## [Requirement]
Write down each entry again, exactly as it reads.

## [Records for this task]
# # # # #

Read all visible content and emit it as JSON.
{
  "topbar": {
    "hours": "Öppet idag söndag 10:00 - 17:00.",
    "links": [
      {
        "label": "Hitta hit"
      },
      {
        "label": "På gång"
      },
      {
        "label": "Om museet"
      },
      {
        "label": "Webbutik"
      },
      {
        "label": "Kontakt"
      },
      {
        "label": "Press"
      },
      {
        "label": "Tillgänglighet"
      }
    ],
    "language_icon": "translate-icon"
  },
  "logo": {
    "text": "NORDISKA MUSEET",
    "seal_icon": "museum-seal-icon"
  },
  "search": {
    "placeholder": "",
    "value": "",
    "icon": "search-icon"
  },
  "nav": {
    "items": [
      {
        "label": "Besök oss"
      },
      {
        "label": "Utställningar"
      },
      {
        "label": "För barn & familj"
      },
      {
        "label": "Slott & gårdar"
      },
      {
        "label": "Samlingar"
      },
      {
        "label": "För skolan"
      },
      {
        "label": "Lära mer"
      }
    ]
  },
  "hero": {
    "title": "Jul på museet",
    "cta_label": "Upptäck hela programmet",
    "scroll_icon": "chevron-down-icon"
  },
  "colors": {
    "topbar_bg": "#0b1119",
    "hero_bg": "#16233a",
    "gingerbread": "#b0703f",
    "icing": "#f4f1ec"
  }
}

# # # # #

## [Response to this task]
Read all visible content and emit it as JSON.
{
  "topbar": {
    "hours": "Öppet idag söndag 10:00 - 17:00.",
    "links": [
      {
        "label": "Hitta hit"
      },
      {
        "label": "På gång"
      },
      {
        "label": "Om museet"
      },
      {
        "label": "Webbutik"
      },
      {
        "label": "Kontakt"
      },
      {
        "label": "Press"
      },
      {
        "label": "Tillgänglighet"
      }
    ],
    "language_icon": "translate-icon"
  },
  "logo": {
    "text": "NORDISKA MUSEET",
    "seal_icon": "museum-seal-icon"
  },
  "search": {
    "placeholder": "",
    "value": "",
    "icon": "search-icon"
  },
  "nav": {
    "items": [
      {
        "label": "Besök oss"
      },
      {
        "label": "Utställningar"
      },
      {
        "label": "För barn & familj"
      },
      {
        "label": "Slott & gårdar"
      },
      {
        "label": "Samlingar"
      },
      {
        "label": "För skolan"
      },
      {
        "label": "Lära mer"
      }
    ]
  },
  "hero": {
    "title": "Jul på museet",
    "cta_label": "Upptäck hela programmet",
    "scroll_icon": "chevron-down-icon"
  },
  "colors": {
    "topbar_bg": "#0b1119",
    "hero_bg": "#16233a",
    "gingerbread": "#b0703f",
    "icing": "#f4f1ec"
  }
}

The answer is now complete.